Eight samples from the LN cohort were selected at random ( Figure 5A ) for wild-type EBOV neutralisation assays with or without the addition of exogenous PHP, and a strongly neutralising positive control (sample C147). The antibody-with-PHP group had a significantly higher (P = 0.031) neutralisation titre than the antibody-only group as part of the same assay ( Figure 5B ). The significance was also higher when comparing the antibody-with-PHP group to historic data from the 2017 assay (P = 0.012), whilst the antibody-only groups in this study and from 2017 showed no significant difference (P = 0.500). The addition of PHP at 20% resulted in a significant increase but remains below the median value of the 132 survivor samples tested in the historic 2017 cohort (35).

● ● ●

In the passage on EBOV neutralization with PHP, change "antibody-only" to "antibody-alone" and reproduce the text between "Eight samples from" and "2017 cohort (35).", inclusive.

● ● ●

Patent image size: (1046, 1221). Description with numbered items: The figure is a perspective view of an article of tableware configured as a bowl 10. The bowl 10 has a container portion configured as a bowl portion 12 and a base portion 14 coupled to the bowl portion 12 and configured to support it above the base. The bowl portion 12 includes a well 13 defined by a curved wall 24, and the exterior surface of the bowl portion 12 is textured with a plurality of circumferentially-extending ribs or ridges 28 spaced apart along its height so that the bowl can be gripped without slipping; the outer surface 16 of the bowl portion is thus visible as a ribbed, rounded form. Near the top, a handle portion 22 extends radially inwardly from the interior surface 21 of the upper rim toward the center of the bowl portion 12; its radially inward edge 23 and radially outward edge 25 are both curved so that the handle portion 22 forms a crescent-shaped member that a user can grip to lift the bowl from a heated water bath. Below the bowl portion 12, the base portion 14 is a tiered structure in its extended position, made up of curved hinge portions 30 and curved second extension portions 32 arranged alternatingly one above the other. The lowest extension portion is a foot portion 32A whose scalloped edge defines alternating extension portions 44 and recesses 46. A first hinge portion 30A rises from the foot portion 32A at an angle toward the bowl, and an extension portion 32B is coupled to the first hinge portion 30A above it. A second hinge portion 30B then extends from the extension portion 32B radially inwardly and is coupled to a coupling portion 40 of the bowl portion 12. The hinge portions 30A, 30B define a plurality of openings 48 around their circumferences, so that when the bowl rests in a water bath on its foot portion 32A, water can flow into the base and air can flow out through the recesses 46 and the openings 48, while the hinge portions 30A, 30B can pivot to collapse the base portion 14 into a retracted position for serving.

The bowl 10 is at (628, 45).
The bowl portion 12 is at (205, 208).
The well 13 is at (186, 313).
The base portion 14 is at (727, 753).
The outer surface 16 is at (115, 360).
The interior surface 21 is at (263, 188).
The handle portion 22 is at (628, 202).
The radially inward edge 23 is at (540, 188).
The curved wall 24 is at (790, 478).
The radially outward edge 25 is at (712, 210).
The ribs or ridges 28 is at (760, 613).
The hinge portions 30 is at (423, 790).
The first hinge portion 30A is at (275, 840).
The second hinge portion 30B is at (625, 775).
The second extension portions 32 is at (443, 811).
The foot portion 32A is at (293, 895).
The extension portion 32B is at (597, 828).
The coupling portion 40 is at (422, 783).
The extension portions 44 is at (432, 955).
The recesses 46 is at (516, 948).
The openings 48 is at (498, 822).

● ● ●

* RESPONSE AREA *
Eight samples from the LN cohort were selected at random ( Figure 5A ) for wild-type EBOV neutralisation assays with or without the addition of exogenous PHP, and a strongly neutralising positive control (sample C147). The antibody-with-PHP group had a significantly higher (P = 0.031) neutralisation titre than the antibody-alone group as part of the same assay ( Figure 5B ). The significance was also higher when comparing the antibody-with-PHP group to historic data from the 2017 assay (P = 0.012), whilst the antibody-alone groups in this study and from 2017 showed no significant difference (P = 0.500). The addition of PHP at 20% resulted in a significant increase but remains below the median value of the 132 survivor samples tested in the historic 2017 cohort (35).